Extrait étudié:
Les ragots font de nous de meilleures personnes

Flash mob à Madrid en 2008. REUTERS/Susana Vera

Flash mob à Madrid en 2008. REUTERS/Susana Vera

Les ragots et autres commérages, «ces propos mal intentionnés et sans risques qui jugent des personnes qui ne sont pas présentes» selon la définition de Timothy Hallett, professeur de sociologie de l’Université d’Indiana, jouent un rôle non négligeable dans la vie sociale. Ils s’échangent en famille, avec les amis, les relations, au travail, sur les réseaux sociaux… Nous savons tous que «ce n’est pas bien», mais nous ne résistons pas à l’attrait de dire ou d’entendre des propos justes ou injustes, bien ou mal intentionnés, sur les autres... Même le pape François dénoncent les ragots «qui remplissent les cœurs d’amertume et nous empoisonnent».

Pourtant, à en croire une étude scientifique récente, nous avons peut-être raison d’écouter  et de propager des ragots. Ils seraient bénéfiques à notre vie sociale car nous utilisons les jugements sur les autres «pour nous améliorer, nous mettre en avant et nous protéger».

Afin de mieux comprendre la fonction sociale des ragots et pourquoi les gens sont tellement attirés par le désir de connaître les échecs, les erreurs, les réussites et les démons des autres, une étude a été lancée par l’Université de Groningue aux Pays-Bas pour connaître l’impact des ragots.

Les conclusions sont les suivantes: «la plupart des ragots contraignent les personnes à se comparer aux autres et donc à la fois à s’améliorer et à prendre confiance en elles». L’étude montre également qu’il existe une différence importante entre la façon dont les hommes et les femmes interprètent les ragots. Ainsi, «les femmes qui ont des expériences de ragots très négatifs sur d’autres cherchent à s’en protéger car elles estiment qu’elles peuvent à leur tour devenir l’objet de ces attaques. En revanche, les hommes qui ont des expériences de ragots flatteurs sur d’autres hommes  s’inquiètent car des comparaisons sociales avec des compétiteurs de haut niveau sont une menace» explique Elena Martinescu de l’Université de Groningue.

Consigne:
Relevez, dans l'article sur les ragots, tout ce que les gens désirent connaître des autres selon le passage consacré à l'étude de l'Université de Groningue.

Données sources:
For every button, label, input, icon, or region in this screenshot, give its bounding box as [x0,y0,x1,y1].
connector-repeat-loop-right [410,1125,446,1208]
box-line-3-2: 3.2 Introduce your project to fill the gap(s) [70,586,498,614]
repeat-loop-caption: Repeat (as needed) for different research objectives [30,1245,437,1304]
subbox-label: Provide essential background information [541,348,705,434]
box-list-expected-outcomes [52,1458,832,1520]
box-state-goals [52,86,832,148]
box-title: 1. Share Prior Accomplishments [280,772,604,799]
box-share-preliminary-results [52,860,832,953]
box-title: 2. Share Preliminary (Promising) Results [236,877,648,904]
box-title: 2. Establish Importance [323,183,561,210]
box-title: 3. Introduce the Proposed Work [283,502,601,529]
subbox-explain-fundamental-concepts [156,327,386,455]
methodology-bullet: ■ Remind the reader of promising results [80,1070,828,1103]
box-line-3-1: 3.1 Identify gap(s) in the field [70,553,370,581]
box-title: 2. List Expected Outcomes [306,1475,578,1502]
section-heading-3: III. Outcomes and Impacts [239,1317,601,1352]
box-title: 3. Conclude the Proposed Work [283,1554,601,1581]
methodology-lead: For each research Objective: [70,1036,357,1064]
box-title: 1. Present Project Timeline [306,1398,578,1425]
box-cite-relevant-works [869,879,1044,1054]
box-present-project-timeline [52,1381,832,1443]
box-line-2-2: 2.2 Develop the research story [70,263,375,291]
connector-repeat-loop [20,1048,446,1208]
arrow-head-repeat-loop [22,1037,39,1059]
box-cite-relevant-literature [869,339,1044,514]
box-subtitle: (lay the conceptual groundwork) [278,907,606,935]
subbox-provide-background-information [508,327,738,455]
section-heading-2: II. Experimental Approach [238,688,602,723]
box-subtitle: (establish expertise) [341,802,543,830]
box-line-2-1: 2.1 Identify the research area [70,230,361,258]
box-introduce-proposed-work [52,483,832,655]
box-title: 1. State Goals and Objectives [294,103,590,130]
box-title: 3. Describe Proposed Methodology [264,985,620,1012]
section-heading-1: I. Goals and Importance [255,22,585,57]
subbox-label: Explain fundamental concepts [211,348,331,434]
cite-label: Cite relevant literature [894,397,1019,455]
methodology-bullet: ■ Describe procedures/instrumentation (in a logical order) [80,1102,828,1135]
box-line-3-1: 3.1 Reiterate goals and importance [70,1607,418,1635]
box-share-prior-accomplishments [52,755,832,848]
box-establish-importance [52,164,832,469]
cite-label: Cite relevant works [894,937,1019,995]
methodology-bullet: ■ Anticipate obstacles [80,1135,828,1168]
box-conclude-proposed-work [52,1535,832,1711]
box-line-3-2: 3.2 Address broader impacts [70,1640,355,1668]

Corrigé:
les échecs, les erreurs, les réussites, les démons